*Stated goal*:
Set down the full listing exactly, character for character.

*Data lines*:
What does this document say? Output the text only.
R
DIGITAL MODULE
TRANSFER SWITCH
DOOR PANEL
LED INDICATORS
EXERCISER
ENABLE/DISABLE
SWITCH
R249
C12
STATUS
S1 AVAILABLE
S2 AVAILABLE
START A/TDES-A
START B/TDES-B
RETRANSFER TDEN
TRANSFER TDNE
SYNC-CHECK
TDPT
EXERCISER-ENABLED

*Answer to this problem*:
What does this document say? Output the text only.
R
DIGITAL MODULE
TRANSFER SWITCH
DOOR PANEL
LED INDICATORS
EXERCISER
ENABLE/DISABLE
SWITCH
R249
C12
STATUS
S1 AVAILABLE
S2 AVAILABLE
START A/TDES-A
START B/TDES-B
RETRANSFER TDEN
TRANSFER TDNE
SYNC-CHECK
TDPT
EXERCISER-ENABLED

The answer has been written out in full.